| Task brief |
Copy every entry word for word, but skip the pictures.

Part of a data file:
>> BEGIN
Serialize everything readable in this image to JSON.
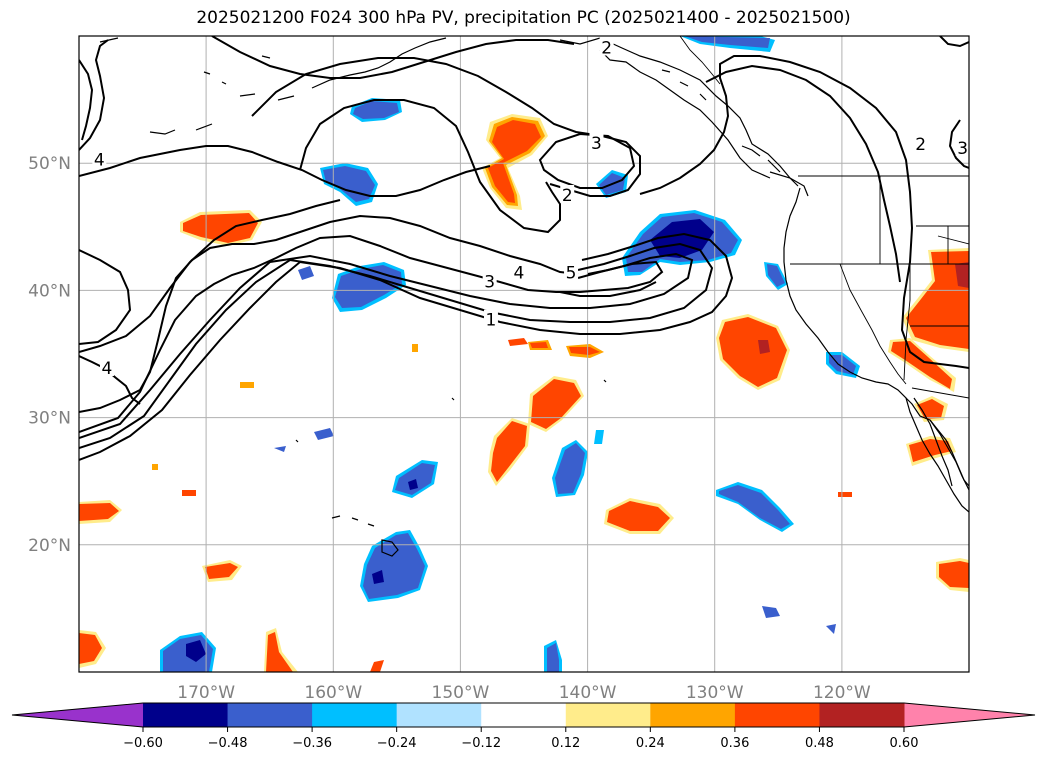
{
  "title": "2025021200 F024 300 hPa PV, precipitation PC (2025021400 - 2025021500)",
  "map": {
    "lon_range": [
      -180,
      -110
    ],
    "lat_range": [
      10,
      60
    ],
    "lat_labels": [
      {
        "lat": 50,
        "text": "50°N"
      },
      {
        "lat": 40,
        "text": "40°N"
      },
      {
        "lat": 30,
        "text": "30°N"
      },
      {
        "lat": 20,
        "text": "20°N"
      }
    ],
    "lon_labels": [
      {
        "lon": -170,
        "text": "170°W"
      },
      {
        "lon": -160,
        "text": "160°W"
      },
      {
        "lon": -150,
        "text": "150°W"
      },
      {
        "lon": -140,
        "text": "140°W"
      },
      {
        "lon": -130,
        "text": "130°W"
      },
      {
        "lon": -120,
        "text": "120°W"
      }
    ],
    "gridlines": true
  },
  "contour_labels": [
    {
      "text": "2",
      "lon": -138.5,
      "lat": 59.1
    },
    {
      "text": "3",
      "lon": -139.3,
      "lat": 51.6
    },
    {
      "text": "4",
      "lon": -178.4,
      "lat": 50.3
    },
    {
      "text": "2",
      "lon": -141.6,
      "lat": 47.5
    },
    {
      "text": "2",
      "lon": -113.8,
      "lat": 51.5
    },
    {
      "text": "3",
      "lon": -110.5,
      "lat": 51.2
    },
    {
      "text": "5",
      "lon": -141.3,
      "lat": 41.4
    },
    {
      "text": "4",
      "lon": -145.4,
      "lat": 41.4
    },
    {
      "text": "3",
      "lon": -147.7,
      "lat": 40.7
    },
    {
      "text": "1",
      "lon": -147.6,
      "lat": 37.7
    },
    {
      "text": "4",
      "lon": -177.8,
      "lat": 33.9
    }
  ],
  "colorbar": {
    "ticks": [
      "−0.60",
      "−0.48",
      "−0.36",
      "−0.24",
      "−0.12",
      "0.12",
      "0.24",
      "0.36",
      "0.48",
      "0.60"
    ],
    "colors": [
      "#9932cc",
      "#00008b",
      "#3a5fcd",
      "#00bfff",
      "#b0e2ff",
      "#ffffff",
      "#ffec8b",
      "#ffa500",
      "#ff4500",
      "#b22222",
      "#ff82ab"
    ]
  },
  "colors": {
    "neg_strong": "#00008b",
    "neg_mid": "#3a5fcd",
    "neg_light": "#00bfff",
    "pos_light": "#ffec8b",
    "pos_mid": "#ffa500",
    "pos_strong": "#ff4500",
    "pos_max": "#b22222"
  }
}
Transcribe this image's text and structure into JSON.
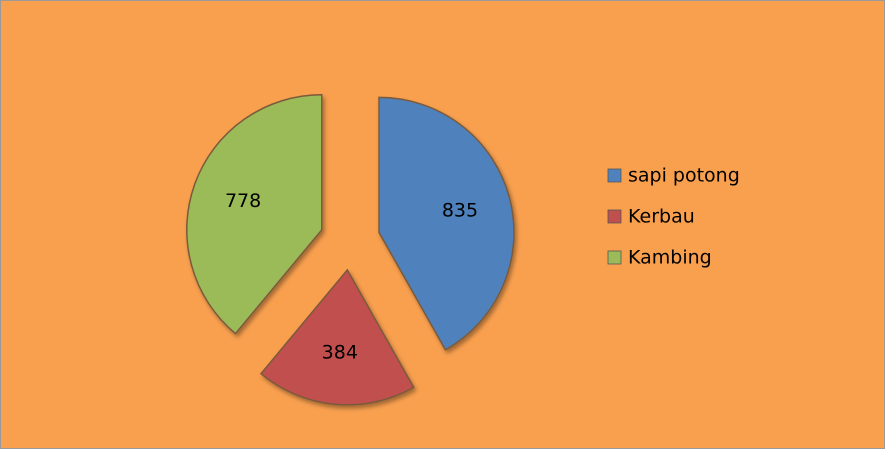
{
  "chart_data": {
    "type": "pie",
    "categories": [
      "sapi potong",
      "Kerbau",
      "Kambing"
    ],
    "values": [
      835,
      384,
      778
    ],
    "colors": [
      "#4f81bd",
      "#c0504d",
      "#9bbb59"
    ],
    "legend": "right"
  }
}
>> END
| Task result |
Serialize everything readable in this image to JSON.
{
  "title": "2025021200 F024 300 hPa PV, precipitation PC (2025021400 - 2025021500)",
  "map": {
    "lon_range": [
      -180,
      -110
    ],
    "lat_range": [
      10,
      60
    ],
    "lat_labels": [
      {
        "lat": 50,
        "text": "50°N"
      },
      {
        "lat": 40,
        "text": "40°N"
      },
      {
        "lat": 30,
        "text": "30°N"
      },
      {
        "lat": 20,
        "text": "20°N"
      }
    ],
    "lon_labels": [
      {
        "lon": -170,
        "text": "170°W"
      },
      {
        "lon": -160,
        "text": "160°W"
      },
      {
        "lon": -150,
        "text": "150°W"
      },
      {
        "lon": -140,
        "text": "140°W"
      },
      {
        "lon": -130,
        "text": "130°W"
      },
      {
        "lon": -120,
        "text": "120°W"
      }
    ],
    "gridlines": true
  },
  "contour_labels": [
    {
      "text": "2",
      "lon": -138.5,
      "lat": 59.1
    },
    {
      "text": "3",
      "lon": -139.3,
      "lat": 51.6
    },
    {
      "text": "4",
      "lon": -178.4,
      "lat": 50.3
    },
    {
      "text": "2",
      "lon": -141.6,
      "lat": 47.5
    },
    {
      "text": "2",
      "lon": -113.8,
      "lat": 51.5
    },
    {
      "text": "3",
      "lon": -110.5,
      "lat": 51.2
    },
    {
      "text": "5",
      "lon": -141.3,
      "lat": 41.4
    },
    {
      "text": "4",
      "lon": -145.4,
      "lat": 41.4
    },
    {
      "text": "3",
      "lon": -147.7,
      "lat": 40.7
    },
    {
      "text": "1",
      "lon": -147.6,
      "lat": 37.7
    },
    {
      "text": "4",
      "lon": -177.8,
      "lat": 33.9
    }
  ],
  "colorbar": {
    "ticks": [
      "−0.60",
      "−0.48",
      "−0.36",
      "−0.24",
      "−0.12",
      "0.12",
      "0.24",
      "0.36",
      "0.48",
      "0.60"
    ],
    "colors": [
      "#9932cc",
      "#00008b",
      "#3a5fcd",
      "#00bfff",
      "#b0e2ff",
      "#ffffff",
      "#ffec8b",
      "#ffa500",
      "#ff4500",
      "#b22222",
      "#ff82ab"
    ]
  },
  "colors": {
    "neg_strong": "#00008b",
    "neg_mid": "#3a5fcd",
    "neg_light": "#00bfff",
    "pos_light": "#ffec8b",
    "pos_mid": "#ffa500",
    "pos_strong": "#ff4500",
    "pos_max": "#b22222"
  }
}
Transcribe this image's text and structure into JSON.
{
  "chart_data": {
    "type": "pie",
    "categories": [
      "sapi potong",
      "Kerbau",
      "Kambing"
    ],
    "values": [
      835,
      384,
      778
    ],
    "colors": [
      "#4f81bd",
      "#c0504d",
      "#9bbb59"
    ],
    "legend": "right"
  }
}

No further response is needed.